──────── Provided passage ────────

Standing in Khan al‑Ahmar, it’s impossible not to feel the weight of what is at stake. Abu Khamis, the community leader, speaks with the authority of someone who has repeated the same warning for years. His Bedouin community sits just east of Jerusalem, on the road to the Jordan Valley in the occupied West Bank. For generations, Palestinian Bedouins have lived by herding animals in these valleys, their identity inseparable from the land. It is an ancient way of life that remains central to Bedouin history and culture.
Abu Khamis community leader, Khan al‑Ahmar
Khan al‑Ahmar is only one of 22 Bedouin communities — more than 10,000 people — now facing the threat of forcible transfer by Israeli government. If these communities are evicted, the prospects of a future Palestinian state risks falling with them.
View of Khan al–Ahmar village from the illegal settlements on the hilltop
The Bedouin communities in this part of Palestine are originally from the Negev desert in modern day Israel but were forcibly displaced in 1948 alongside 750,000 Palestinians in what Palestinians refer to as the ‘Nakba’ or ‘catastrophe’. These Bedouins now live in isolated valleys in the West Bank which has been occupied by Israel since 1967. On the horizon above the communities stands the illegal Israeli settlement of Ma’ale Adumim, founded in the 1970s and home to around 35,000 Israeli settlers, and a string of smaller settlements ranging from a collection of caravans to larger communities with full infrastructure.
Khan al-Ahmar school with view of Israeli settlement Maale Adumim in the distance
Now the Israeli government has started to implement long held plans to create a continuous built-up ring of Israeli Jewish-only settlements connecting Jerusalem with the settlement of Ma’ale Adumim and beyond to the Jordan Valley. The proposal, known as the E1 settlement plan, considered illegal under international law, will have severe consequences not only for Bedouin communities but for any future Palestinian state.

──────── Data ────────

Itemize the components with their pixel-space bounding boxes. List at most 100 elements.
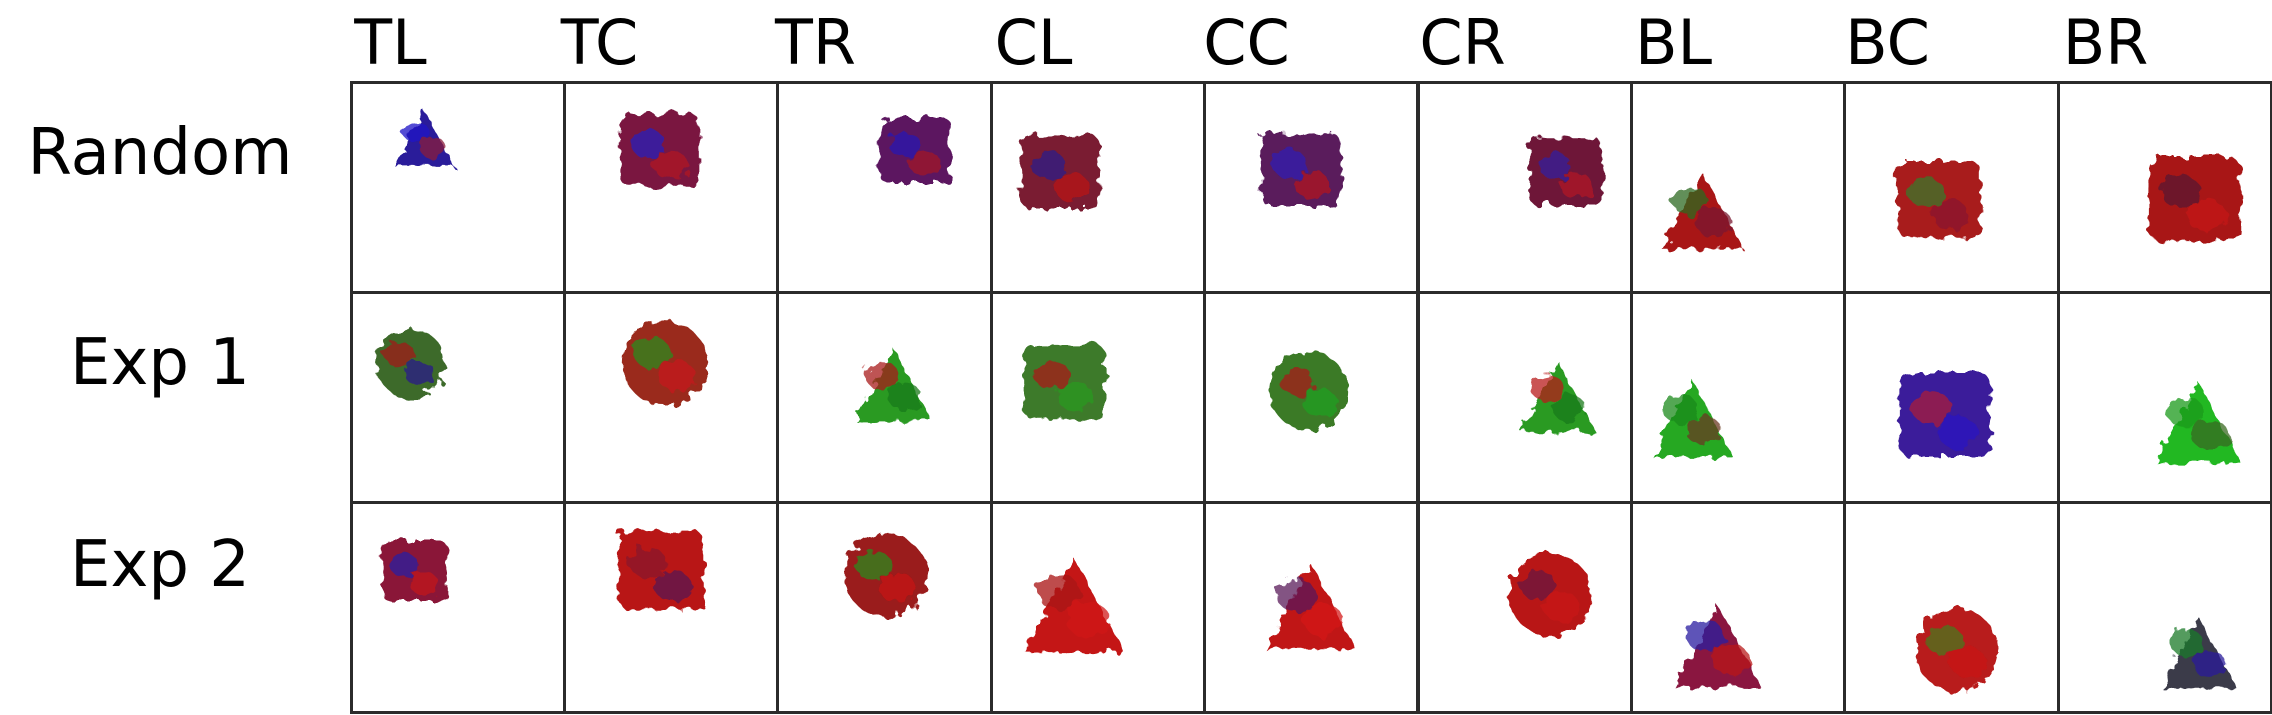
color-noise-patch — [1937, 415, 1978, 449]
color-noise-patch — [1277, 579, 1318, 613]
generated-image — [1265, 563, 1357, 650]
grid-cell-exp-1-tr — [776, 290, 993, 505]
generated-image — [2155, 381, 2241, 463]
generated-image — [880, 117, 952, 183]
generated-image — [1529, 137, 1603, 205]
color-noise-patch — [1551, 394, 1585, 422]
color-noise-patch — [2170, 629, 2204, 657]
generated-image — [1261, 132, 1341, 206]
color-noise-patch — [2186, 199, 2227, 232]
grid-cell-random-br — [2056, 80, 2272, 294]
color-noise-patch — [2191, 419, 2229, 451]
color-noise-patch — [1950, 647, 1987, 678]
column-label-tr: TR — [775, 6, 856, 79]
color-noise-patch — [1303, 604, 1344, 637]
color-noise-patch — [1672, 185, 1708, 215]
grid-cell-exp-1-bc — [1843, 290, 2060, 505]
color-noise-patch — [1543, 592, 1580, 623]
grid-cell-random-cl — [989, 80, 1207, 294]
grid-cell-exp-2-bc — [1843, 501, 2060, 715]
grid-cell-exp-2-cl — [989, 501, 1207, 715]
column-label-bl: BL — [1634, 6, 1713, 79]
color-noise-patch — [887, 382, 922, 411]
color-noise-patch — [657, 360, 696, 391]
color-noise-patch — [1033, 360, 1070, 390]
color-noise-patch — [1538, 152, 1571, 179]
column-label-cr: CR — [1419, 6, 1506, 79]
column-label-tc: TC — [560, 6, 639, 79]
color-noise-patch — [653, 150, 689, 179]
generated-image — [1508, 553, 1592, 637]
grid-cell-random-tr — [776, 80, 993, 294]
grid-cell-random-bl — [1629, 80, 1847, 294]
color-noise-patch — [389, 553, 419, 578]
generated-image — [1520, 360, 1596, 433]
generated-image — [375, 328, 445, 398]
color-noise-patch — [629, 547, 667, 579]
grid-cell-random-tc — [562, 80, 780, 294]
grid-cell-exp-1-cc — [1203, 290, 1420, 505]
color-noise-patch — [2191, 649, 2225, 677]
grid-cell-random-cr — [1416, 80, 1633, 294]
grid-cell-exp-2-tr — [776, 501, 993, 715]
color-noise-patch — [404, 360, 435, 386]
color-noise-patch — [1294, 169, 1330, 199]
color-noise-patch — [1710, 643, 1750, 675]
generated-image — [1269, 351, 1349, 431]
color-noise-patch — [889, 131, 921, 157]
color-noise-patch — [1932, 199, 1970, 230]
grid-cell-exp-1-bl — [1629, 290, 1847, 505]
color-noise-patch — [1559, 172, 1592, 199]
color-noise-patch — [1695, 207, 1732, 237]
grid-cell-random-bc — [1843, 80, 2060, 294]
color-noise-patch — [1057, 382, 1093, 412]
grid-cell-exp-1-cr — [1416, 290, 1633, 505]
column-label-bc: BC — [1845, 6, 1930, 79]
generated-image — [1915, 608, 1999, 692]
column-label-tl: TL — [354, 6, 427, 79]
generated-image — [622, 320, 708, 406]
color-noise-patch — [1530, 373, 1564, 401]
grid-cell-exp-1-tc — [562, 290, 780, 505]
color-noise-patch — [384, 342, 415, 368]
color-noise-patch — [408, 571, 438, 595]
generated-image — [1661, 171, 1743, 249]
column-label-cc: CC — [1203, 6, 1290, 79]
grid-cell-exp-2-tc — [562, 501, 780, 715]
generated-image — [618, 530, 704, 609]
color-noise-patch — [418, 136, 445, 158]
row-label-random: Random — [27, 116, 293, 190]
color-noise-patch — [1662, 393, 1698, 424]
generated-image — [381, 540, 447, 601]
column-label-cl: CL — [994, 6, 1073, 79]
color-noise-patch — [1926, 625, 1963, 656]
grid-cell-exp-1-cl — [989, 290, 1207, 505]
generated-image — [394, 109, 454, 166]
color-noise-patch — [1685, 415, 1722, 445]
grid-cell-random-tl — [349, 80, 566, 294]
column-label-br: BR — [2062, 6, 2149, 79]
row-label-exp-2: Exp 2 — [70, 528, 250, 602]
generated-image — [2160, 616, 2236, 688]
grid-cell-exp-2-bl — [1629, 501, 1847, 715]
color-noise-patch — [1911, 390, 1952, 424]
color-noise-patch — [1065, 601, 1110, 638]
color-noise-patch — [909, 150, 942, 177]
color-noise-patch — [401, 120, 428, 142]
generated-image — [620, 113, 700, 186]
grid-cell-exp-2-cc — [1203, 501, 1420, 715]
color-noise-patch — [855, 550, 892, 581]
grid-cell-exp-2-cr — [1416, 501, 1633, 715]
color-noise-patch — [2160, 174, 2201, 208]
color-noise-patch — [1030, 150, 1066, 180]
color-noise-patch — [2166, 396, 2204, 428]
color-noise-patch — [633, 337, 671, 368]
generated-image — [2148, 156, 2240, 241]
color-noise-patch — [1519, 570, 1556, 600]
generated-image — [1674, 604, 1762, 688]
grid-cell-exp-1-br — [2056, 290, 2272, 505]
color-noise-patch — [1279, 366, 1315, 396]
generated-image — [844, 533, 928, 617]
generated-image — [1020, 134, 1100, 208]
color-noise-patch — [653, 570, 692, 602]
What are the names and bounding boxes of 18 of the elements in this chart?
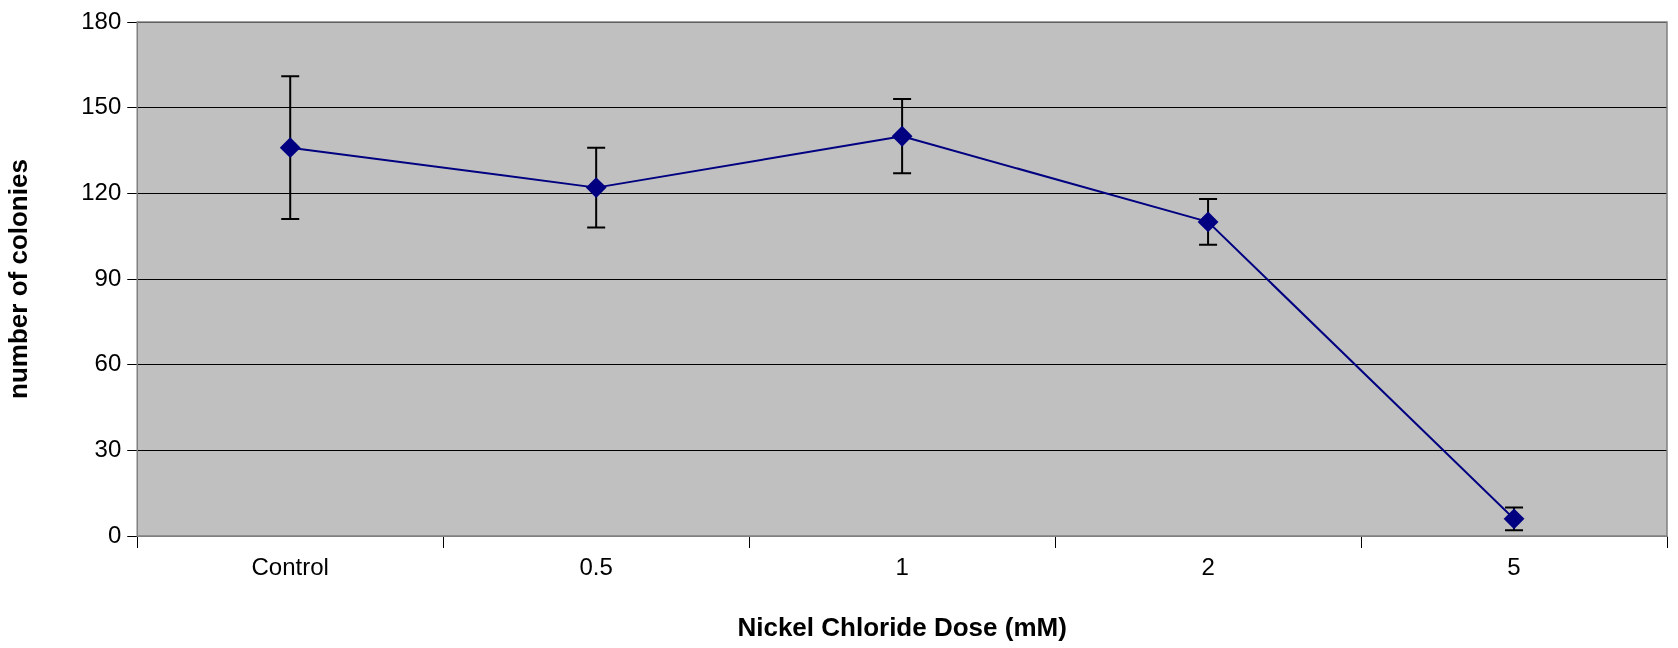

────────

What to produce — Revise the Khan al-Ahmar passage, starting at the words "Abu Khamis community" and ending after "falling with them.", with "forcible transfer" changed to "forced removal". Rely on the Khan al-Ahmar passage alone.

Answer to the task —
Abu Khamis community leader, Khan al‑Ahmar
Khan al‑Ahmar is only one of 22 Bedouin communities — more than 10,000 people — now facing the threat of forced removal by Israeli government. If these communities are evicted, the prospects of a future Palestinian state risks falling with them.